-- START DATA FOR PROCESSING --

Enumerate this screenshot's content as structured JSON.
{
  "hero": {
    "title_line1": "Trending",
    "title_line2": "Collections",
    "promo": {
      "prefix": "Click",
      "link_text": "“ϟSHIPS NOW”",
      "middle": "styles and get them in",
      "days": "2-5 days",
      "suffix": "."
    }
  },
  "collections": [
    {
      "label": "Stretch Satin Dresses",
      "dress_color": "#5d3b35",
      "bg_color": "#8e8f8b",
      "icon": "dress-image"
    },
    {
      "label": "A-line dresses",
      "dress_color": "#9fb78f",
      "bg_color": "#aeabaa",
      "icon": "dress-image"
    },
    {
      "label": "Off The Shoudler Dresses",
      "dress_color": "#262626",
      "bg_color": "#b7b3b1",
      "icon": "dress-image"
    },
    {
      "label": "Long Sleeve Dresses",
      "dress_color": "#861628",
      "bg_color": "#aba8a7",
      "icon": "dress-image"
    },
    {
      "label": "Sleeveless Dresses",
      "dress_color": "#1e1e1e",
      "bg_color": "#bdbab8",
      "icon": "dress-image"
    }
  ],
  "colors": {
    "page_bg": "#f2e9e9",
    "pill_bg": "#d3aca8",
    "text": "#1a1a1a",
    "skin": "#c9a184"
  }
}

-- END DATA FOR PROCESSING --
-- START DATA FOR PROCESSING --

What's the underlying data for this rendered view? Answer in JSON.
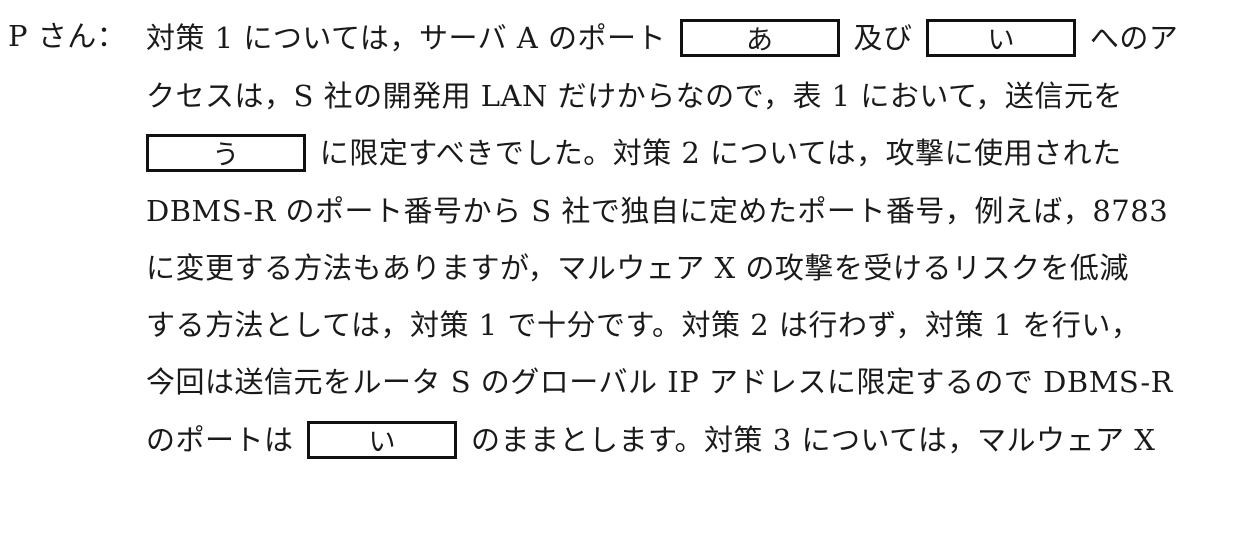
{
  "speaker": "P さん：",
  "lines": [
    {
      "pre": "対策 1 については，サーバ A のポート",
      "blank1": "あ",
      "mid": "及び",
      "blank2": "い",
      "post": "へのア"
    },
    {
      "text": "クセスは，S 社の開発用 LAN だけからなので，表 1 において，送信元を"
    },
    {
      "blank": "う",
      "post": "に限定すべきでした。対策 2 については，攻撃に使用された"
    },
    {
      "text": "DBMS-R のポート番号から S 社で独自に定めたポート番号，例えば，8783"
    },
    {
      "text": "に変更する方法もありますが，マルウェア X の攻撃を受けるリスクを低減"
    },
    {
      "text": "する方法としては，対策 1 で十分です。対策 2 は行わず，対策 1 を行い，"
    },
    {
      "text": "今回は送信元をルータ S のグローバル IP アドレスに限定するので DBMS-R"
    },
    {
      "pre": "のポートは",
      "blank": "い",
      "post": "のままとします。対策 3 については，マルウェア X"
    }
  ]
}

-- END DATA FOR PROCESSING --
-- START DATA FOR PROCESSING --

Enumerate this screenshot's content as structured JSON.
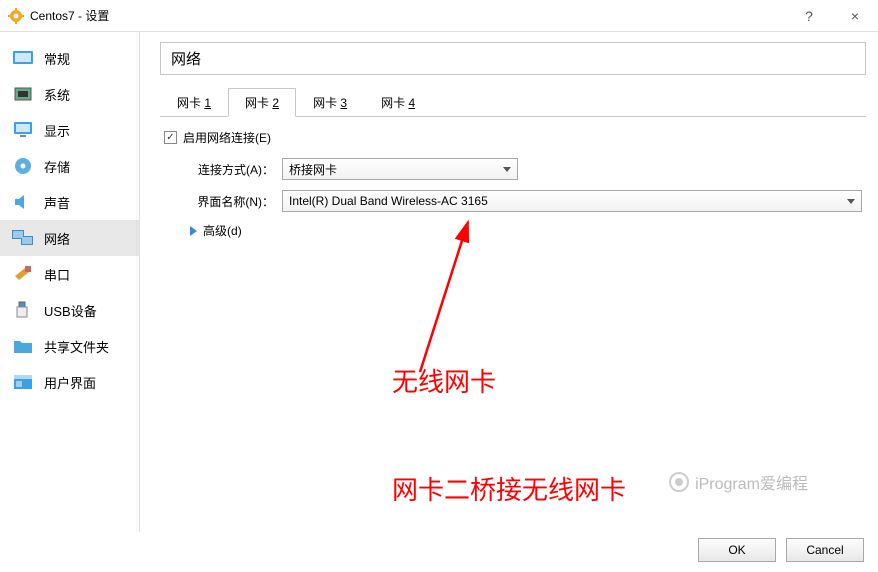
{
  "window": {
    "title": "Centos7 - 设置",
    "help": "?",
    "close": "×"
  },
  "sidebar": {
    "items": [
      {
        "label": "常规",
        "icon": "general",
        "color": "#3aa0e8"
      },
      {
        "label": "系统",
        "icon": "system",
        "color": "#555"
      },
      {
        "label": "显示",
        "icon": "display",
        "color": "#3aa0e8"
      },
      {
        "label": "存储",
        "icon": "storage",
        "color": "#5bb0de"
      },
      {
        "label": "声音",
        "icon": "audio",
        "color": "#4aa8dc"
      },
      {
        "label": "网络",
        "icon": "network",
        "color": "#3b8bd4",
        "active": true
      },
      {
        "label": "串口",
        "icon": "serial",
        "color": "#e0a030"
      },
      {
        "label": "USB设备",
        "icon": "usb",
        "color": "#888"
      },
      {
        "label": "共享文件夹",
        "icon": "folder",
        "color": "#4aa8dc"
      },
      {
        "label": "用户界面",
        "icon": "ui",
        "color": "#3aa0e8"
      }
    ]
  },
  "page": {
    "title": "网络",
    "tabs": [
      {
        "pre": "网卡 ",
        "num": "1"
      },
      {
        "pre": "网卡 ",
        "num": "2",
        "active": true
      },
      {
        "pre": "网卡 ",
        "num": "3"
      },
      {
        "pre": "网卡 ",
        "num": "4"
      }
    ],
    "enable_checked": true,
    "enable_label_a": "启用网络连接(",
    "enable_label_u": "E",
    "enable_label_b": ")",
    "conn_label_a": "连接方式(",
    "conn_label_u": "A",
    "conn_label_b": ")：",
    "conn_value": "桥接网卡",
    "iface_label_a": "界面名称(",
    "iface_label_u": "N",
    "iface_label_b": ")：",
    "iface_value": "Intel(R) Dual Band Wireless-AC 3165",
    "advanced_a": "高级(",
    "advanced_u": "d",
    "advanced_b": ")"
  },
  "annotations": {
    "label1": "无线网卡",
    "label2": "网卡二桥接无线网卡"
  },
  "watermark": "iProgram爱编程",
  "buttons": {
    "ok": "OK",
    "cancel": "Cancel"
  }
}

-- END DATA FOR PROCESSING --

#### AIM OF THE EXERCISE:
Copy out all lines above that include the string "マルウェア".

#### FINAL ANSWER:
      "text": "に変更する方法もありますが，マルウェア X の攻撃を受けるリスクを低減"
      "post": "のままとします。対策 3 については，マルウェア X"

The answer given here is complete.